§ GOAL: Restate the entries below verbatim.

::: SUPPLIED MATERIAL :::

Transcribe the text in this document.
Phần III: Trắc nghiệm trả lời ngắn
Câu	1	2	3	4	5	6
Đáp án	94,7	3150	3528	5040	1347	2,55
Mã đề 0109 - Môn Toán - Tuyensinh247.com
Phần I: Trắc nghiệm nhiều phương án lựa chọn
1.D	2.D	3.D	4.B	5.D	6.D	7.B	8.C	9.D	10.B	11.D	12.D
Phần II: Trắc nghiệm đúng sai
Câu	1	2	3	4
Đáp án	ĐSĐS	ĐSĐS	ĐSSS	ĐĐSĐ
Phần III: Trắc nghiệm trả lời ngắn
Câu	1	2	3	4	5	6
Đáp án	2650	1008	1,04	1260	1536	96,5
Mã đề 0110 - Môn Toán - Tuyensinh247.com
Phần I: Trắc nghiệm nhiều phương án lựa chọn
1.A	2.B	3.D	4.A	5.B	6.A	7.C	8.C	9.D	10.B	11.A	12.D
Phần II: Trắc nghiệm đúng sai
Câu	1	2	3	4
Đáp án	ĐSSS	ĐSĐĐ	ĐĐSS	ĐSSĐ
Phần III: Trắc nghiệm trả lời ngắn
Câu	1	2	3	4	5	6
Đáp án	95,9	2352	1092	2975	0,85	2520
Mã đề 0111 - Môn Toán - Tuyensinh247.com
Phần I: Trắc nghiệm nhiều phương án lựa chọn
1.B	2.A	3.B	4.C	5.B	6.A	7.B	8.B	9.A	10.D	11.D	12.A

:::

§ SOLUTION TO THE PROBLEM:
Transcribe the text in this document.
Phần III: Trắc nghiệm trả lời ngắn
Câu	1	2	3	4	5	6
Đáp án	94,7	3150	3528	5040	1347	2,55
Mã đề 0109 - Môn Toán - Tuyensinh247.com
Phần I: Trắc nghiệm nhiều phương án lựa chọn
1.D	2.D	3.D	4.B	5.D	6.D	7.B	8.C	9.D	10.B	11.D	12.D
Phần II: Trắc nghiệm đúng sai
Câu	1	2	3	4
Đáp án	ĐSĐS	ĐSĐS	ĐSSS	ĐĐSĐ
Phần III: Trắc nghiệm trả lời ngắn
Câu	1	2	3	4	5	6
Đáp án	2650	1008	1,04	1260	1536	96,5
Mã đề 0110 - Môn Toán - Tuyensinh247.com
Phần I: Trắc nghiệm nhiều phương án lựa chọn
1.A	2.B	3.D	4.A	5.B	6.A	7.C	8.C	9.D	10.B	11.A	12.D
Phần II: Trắc nghiệm đúng sai
Câu	1	2	3	4
Đáp án	ĐSSS	ĐSĐĐ	ĐĐSS	ĐSSĐ
Phần III: Trắc nghiệm trả lời ngắn
Câu	1	2	3	4	5	6
Đáp án	95,9	2352	1092	2975	0,85	2520
Mã đề 0111 - Môn Toán - Tuyensinh247.com
Phần I: Trắc nghiệm nhiều phương án lựa chọn
1.B	2.A	3.B	4.C	5.B	6.A	7.B	8.B	9.A	10.D	11.D	12.A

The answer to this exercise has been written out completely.